** Goal **
Extract, from the records beneath this instruction, each line that contains the word "Pushover".

# Supplied data start

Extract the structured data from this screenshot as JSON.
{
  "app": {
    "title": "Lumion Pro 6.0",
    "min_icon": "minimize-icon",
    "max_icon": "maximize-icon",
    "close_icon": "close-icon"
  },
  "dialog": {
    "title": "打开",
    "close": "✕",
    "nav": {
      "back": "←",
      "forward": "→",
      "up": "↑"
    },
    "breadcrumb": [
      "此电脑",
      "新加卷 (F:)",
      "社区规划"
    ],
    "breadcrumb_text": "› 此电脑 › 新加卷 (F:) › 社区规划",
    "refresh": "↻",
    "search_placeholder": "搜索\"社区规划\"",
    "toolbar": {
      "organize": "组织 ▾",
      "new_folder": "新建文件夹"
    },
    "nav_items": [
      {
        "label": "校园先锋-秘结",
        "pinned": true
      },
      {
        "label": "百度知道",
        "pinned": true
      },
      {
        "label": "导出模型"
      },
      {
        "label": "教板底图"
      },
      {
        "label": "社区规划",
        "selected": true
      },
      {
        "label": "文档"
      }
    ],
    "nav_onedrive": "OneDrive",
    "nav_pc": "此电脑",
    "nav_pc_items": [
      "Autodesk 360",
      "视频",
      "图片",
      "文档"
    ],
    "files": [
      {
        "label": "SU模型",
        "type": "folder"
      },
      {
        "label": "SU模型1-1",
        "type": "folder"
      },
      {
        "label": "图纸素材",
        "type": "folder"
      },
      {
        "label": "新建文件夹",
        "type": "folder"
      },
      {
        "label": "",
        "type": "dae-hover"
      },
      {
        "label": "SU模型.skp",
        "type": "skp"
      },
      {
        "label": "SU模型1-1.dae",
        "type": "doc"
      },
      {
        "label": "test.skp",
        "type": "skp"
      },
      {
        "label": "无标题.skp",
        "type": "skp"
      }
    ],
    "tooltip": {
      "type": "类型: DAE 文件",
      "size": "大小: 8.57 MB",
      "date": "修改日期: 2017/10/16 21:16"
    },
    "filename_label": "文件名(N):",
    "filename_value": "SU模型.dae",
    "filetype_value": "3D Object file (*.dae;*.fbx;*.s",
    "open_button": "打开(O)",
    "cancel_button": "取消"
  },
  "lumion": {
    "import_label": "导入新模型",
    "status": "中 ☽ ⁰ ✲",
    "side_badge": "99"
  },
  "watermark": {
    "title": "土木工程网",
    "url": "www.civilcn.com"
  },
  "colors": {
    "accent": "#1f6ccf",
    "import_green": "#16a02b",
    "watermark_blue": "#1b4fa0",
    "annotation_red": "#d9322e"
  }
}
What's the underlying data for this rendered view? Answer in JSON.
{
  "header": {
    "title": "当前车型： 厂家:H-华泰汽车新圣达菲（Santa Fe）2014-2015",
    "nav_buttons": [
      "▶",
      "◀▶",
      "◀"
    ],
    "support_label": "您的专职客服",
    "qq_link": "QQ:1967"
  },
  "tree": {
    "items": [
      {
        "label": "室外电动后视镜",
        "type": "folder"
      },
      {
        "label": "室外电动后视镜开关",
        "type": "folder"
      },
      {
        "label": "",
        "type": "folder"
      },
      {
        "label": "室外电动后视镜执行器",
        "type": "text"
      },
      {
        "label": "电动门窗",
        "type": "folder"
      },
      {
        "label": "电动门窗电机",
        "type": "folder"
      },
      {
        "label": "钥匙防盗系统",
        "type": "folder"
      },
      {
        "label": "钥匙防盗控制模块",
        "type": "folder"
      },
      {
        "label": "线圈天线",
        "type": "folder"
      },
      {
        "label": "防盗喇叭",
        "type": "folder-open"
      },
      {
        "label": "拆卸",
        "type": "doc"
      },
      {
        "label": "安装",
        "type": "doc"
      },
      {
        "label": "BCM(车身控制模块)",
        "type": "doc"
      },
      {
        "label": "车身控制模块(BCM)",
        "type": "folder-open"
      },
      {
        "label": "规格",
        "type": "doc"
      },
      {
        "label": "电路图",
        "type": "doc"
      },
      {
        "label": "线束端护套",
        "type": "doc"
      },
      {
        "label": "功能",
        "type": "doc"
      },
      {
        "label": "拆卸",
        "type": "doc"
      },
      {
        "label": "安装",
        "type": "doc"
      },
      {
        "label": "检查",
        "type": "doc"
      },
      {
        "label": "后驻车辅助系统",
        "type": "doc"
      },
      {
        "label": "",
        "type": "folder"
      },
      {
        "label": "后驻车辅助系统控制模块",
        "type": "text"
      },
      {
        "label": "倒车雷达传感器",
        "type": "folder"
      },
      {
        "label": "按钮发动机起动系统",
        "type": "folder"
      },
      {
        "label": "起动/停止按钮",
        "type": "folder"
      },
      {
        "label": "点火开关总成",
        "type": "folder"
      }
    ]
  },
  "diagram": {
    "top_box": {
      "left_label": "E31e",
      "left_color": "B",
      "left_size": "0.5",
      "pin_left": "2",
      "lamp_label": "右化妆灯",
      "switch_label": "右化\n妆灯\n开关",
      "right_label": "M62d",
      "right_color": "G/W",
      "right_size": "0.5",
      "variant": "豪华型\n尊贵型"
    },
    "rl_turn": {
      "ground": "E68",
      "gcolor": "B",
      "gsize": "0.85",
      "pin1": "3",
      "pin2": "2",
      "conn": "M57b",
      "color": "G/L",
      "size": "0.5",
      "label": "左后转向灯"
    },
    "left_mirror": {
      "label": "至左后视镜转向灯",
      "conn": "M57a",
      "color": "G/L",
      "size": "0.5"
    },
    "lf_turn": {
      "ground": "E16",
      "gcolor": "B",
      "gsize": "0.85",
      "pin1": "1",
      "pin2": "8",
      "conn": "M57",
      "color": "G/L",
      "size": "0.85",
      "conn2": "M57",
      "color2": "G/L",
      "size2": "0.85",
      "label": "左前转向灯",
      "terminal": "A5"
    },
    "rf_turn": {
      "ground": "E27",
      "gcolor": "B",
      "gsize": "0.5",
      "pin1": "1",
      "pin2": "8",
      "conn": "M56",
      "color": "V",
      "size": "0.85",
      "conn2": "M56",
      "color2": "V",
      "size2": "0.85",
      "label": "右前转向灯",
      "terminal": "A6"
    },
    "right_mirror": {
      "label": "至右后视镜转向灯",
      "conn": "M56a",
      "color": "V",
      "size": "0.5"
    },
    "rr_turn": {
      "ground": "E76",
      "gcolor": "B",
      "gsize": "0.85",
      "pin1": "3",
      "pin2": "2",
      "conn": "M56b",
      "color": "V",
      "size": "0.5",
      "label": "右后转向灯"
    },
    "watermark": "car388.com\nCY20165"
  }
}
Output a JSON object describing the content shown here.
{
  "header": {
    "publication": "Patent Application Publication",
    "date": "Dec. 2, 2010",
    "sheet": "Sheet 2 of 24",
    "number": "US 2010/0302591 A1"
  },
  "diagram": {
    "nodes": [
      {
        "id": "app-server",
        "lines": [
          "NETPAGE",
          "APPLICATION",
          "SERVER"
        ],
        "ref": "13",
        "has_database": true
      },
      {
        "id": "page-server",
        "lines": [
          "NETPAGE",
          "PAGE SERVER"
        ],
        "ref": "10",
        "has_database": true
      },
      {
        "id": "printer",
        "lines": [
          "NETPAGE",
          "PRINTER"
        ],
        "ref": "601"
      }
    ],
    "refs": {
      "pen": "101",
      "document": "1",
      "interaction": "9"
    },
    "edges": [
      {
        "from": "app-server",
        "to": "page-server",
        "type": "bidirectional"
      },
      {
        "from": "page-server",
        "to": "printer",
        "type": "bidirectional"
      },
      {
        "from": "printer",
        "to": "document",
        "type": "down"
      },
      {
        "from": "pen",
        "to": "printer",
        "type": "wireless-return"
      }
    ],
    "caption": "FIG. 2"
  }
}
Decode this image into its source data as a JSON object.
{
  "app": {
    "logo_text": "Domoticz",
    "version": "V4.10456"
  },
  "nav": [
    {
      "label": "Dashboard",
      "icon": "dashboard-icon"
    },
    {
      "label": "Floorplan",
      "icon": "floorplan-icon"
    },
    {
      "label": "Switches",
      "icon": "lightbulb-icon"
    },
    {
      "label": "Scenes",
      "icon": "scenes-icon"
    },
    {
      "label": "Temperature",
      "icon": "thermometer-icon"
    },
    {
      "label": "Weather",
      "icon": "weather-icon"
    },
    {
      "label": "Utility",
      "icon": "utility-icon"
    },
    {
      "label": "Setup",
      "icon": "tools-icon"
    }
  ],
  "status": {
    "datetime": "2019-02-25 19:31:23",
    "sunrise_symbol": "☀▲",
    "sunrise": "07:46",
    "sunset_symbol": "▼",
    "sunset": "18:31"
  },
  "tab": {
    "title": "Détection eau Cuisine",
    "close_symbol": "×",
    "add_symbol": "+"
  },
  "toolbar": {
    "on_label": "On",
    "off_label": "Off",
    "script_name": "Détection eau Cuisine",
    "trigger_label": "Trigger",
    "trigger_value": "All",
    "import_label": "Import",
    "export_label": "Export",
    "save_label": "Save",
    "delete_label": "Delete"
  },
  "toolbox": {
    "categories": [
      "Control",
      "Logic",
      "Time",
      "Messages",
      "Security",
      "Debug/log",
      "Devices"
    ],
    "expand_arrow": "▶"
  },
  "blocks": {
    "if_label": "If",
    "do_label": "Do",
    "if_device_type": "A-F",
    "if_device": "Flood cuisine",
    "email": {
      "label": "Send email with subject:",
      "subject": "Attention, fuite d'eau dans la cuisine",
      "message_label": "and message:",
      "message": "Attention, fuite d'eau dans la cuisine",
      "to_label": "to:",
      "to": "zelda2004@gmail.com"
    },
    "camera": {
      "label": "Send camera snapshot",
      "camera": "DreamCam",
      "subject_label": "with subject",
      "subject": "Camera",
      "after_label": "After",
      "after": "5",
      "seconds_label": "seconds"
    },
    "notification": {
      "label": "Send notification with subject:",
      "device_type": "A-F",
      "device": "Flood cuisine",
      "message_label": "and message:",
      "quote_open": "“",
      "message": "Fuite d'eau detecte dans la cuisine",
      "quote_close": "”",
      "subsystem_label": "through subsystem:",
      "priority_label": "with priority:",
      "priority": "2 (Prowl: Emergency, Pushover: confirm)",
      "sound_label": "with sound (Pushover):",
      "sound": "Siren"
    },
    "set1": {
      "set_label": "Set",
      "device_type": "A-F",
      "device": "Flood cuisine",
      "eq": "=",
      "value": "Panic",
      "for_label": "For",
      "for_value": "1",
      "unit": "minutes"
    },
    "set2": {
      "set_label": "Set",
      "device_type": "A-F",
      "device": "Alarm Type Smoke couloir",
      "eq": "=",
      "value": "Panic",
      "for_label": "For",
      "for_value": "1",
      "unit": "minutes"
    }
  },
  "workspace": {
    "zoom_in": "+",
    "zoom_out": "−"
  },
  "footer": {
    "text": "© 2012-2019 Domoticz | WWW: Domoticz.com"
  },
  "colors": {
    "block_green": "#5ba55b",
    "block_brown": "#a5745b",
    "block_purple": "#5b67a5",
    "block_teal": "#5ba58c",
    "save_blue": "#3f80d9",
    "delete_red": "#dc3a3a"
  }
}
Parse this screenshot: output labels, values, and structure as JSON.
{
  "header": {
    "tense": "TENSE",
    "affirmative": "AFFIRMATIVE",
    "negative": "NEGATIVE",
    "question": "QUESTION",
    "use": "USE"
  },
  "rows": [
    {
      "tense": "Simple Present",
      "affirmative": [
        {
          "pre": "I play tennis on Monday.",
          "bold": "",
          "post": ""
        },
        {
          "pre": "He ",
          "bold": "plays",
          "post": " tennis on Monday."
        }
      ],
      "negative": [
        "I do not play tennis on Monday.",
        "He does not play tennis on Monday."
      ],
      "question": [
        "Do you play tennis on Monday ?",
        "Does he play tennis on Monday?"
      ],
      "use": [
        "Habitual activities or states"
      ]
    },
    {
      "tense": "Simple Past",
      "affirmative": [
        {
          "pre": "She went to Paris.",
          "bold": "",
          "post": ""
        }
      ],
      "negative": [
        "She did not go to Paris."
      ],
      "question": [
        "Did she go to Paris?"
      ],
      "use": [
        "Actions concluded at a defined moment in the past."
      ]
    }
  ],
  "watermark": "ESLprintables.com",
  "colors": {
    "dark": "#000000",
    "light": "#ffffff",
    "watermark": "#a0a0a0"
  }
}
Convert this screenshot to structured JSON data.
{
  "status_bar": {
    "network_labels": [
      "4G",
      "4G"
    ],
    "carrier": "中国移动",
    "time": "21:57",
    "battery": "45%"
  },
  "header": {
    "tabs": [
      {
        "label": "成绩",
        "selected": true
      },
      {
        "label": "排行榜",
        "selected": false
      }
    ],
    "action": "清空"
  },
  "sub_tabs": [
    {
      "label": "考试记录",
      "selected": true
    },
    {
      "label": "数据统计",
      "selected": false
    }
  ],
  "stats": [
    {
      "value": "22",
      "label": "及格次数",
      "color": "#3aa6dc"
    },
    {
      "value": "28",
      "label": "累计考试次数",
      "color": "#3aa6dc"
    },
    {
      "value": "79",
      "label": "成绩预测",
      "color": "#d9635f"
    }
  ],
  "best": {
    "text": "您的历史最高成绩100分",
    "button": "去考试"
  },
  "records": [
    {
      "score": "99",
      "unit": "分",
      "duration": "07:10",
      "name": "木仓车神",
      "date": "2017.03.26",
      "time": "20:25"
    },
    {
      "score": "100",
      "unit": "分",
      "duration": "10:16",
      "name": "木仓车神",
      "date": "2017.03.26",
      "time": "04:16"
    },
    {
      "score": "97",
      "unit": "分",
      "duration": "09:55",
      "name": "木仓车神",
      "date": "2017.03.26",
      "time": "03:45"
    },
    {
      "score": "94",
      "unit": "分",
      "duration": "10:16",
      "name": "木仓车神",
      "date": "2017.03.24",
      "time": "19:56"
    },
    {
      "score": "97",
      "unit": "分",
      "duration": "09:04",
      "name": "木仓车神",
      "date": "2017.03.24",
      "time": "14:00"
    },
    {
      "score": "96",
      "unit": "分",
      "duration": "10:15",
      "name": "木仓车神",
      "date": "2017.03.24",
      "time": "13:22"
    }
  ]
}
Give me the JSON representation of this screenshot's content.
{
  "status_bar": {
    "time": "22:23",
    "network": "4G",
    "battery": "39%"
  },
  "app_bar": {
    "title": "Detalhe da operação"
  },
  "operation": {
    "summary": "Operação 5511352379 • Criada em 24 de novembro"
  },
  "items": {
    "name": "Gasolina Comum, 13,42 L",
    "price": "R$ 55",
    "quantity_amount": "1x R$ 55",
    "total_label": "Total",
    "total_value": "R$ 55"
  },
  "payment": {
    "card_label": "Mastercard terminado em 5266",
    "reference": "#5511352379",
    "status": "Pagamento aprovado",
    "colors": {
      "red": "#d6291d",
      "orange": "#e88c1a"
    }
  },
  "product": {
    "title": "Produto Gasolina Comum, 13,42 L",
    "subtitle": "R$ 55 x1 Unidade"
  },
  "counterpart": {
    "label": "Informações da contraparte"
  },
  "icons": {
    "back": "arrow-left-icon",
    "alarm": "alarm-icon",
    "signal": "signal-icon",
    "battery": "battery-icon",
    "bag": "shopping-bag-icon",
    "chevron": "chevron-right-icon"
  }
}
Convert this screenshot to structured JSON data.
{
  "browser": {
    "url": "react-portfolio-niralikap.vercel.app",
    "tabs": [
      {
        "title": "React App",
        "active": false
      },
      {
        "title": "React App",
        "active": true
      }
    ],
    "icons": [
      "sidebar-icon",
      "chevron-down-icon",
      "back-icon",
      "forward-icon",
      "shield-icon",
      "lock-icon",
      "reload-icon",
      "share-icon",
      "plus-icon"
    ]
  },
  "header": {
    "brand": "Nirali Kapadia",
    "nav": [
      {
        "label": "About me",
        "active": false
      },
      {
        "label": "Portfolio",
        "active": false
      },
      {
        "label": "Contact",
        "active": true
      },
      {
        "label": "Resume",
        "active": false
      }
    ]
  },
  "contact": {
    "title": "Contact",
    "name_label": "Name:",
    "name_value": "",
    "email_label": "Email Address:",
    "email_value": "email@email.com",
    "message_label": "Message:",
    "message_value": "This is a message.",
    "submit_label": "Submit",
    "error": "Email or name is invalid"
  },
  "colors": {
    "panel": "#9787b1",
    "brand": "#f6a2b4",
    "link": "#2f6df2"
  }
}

# Supplied data end

** The solution **
      "priority": "2 (Prowl: Emergency, Pushover: confirm)",
      "sound_label": "with sound (Pushover):",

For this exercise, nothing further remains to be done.